Items listed in a dataset
## start

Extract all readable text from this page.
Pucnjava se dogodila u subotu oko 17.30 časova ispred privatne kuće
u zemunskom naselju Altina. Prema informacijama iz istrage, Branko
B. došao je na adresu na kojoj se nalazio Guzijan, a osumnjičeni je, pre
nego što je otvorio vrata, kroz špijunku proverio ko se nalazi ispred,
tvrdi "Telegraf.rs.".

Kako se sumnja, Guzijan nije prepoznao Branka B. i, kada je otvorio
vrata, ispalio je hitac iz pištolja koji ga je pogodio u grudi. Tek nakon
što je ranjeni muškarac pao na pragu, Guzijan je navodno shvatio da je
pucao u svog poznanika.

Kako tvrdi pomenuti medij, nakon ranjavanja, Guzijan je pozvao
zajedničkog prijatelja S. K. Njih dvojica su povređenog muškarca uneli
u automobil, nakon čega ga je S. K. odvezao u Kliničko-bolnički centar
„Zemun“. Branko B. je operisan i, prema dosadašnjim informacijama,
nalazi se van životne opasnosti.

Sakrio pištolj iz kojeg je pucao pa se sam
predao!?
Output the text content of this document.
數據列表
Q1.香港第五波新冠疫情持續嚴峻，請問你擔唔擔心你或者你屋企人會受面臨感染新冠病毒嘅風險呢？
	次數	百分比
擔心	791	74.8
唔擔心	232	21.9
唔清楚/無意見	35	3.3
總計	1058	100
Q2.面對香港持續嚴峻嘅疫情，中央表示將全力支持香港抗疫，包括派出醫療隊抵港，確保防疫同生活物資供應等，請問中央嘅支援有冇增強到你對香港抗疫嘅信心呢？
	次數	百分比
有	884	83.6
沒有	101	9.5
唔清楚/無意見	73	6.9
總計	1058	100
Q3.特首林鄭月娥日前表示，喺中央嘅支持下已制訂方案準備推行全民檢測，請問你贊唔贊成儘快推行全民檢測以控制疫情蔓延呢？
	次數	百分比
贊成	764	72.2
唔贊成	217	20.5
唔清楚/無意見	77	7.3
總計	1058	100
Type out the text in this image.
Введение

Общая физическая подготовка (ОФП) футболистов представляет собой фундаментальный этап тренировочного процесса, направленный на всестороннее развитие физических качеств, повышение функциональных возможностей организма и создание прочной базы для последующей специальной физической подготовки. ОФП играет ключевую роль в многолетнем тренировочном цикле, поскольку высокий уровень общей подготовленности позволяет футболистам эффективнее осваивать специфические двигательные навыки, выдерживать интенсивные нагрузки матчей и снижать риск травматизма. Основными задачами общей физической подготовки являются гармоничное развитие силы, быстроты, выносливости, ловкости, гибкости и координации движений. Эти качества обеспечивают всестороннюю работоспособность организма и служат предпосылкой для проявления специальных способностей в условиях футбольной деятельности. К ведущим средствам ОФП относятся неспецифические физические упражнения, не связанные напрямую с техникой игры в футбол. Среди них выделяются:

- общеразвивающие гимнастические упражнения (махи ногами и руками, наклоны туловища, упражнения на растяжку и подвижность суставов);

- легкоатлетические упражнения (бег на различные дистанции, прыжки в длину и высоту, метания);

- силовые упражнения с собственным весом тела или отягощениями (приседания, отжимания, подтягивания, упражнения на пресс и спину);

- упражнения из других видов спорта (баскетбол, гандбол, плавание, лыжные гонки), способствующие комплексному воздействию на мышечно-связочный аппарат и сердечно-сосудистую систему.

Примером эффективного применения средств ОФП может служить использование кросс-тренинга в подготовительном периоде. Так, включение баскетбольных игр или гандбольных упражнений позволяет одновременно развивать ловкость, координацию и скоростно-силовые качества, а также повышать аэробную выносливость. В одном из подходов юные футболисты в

## end

_Directions_
Select and copy every line from the records that includes the word "Guzijan".

_Solution for this problem_
B. došao je na adresu na kojoj se nalazio Guzijan, a osumnjičeni je, pre
Kako se sumnja, Guzijan nije prepoznao Branka B. i, kada je otvorio
što je ranjeni muškarac pao na pragu, Guzijan je navodno shvatio da je
Kako tvrdi pomenuti medij, nakon ranjavanja, Guzijan je pozvao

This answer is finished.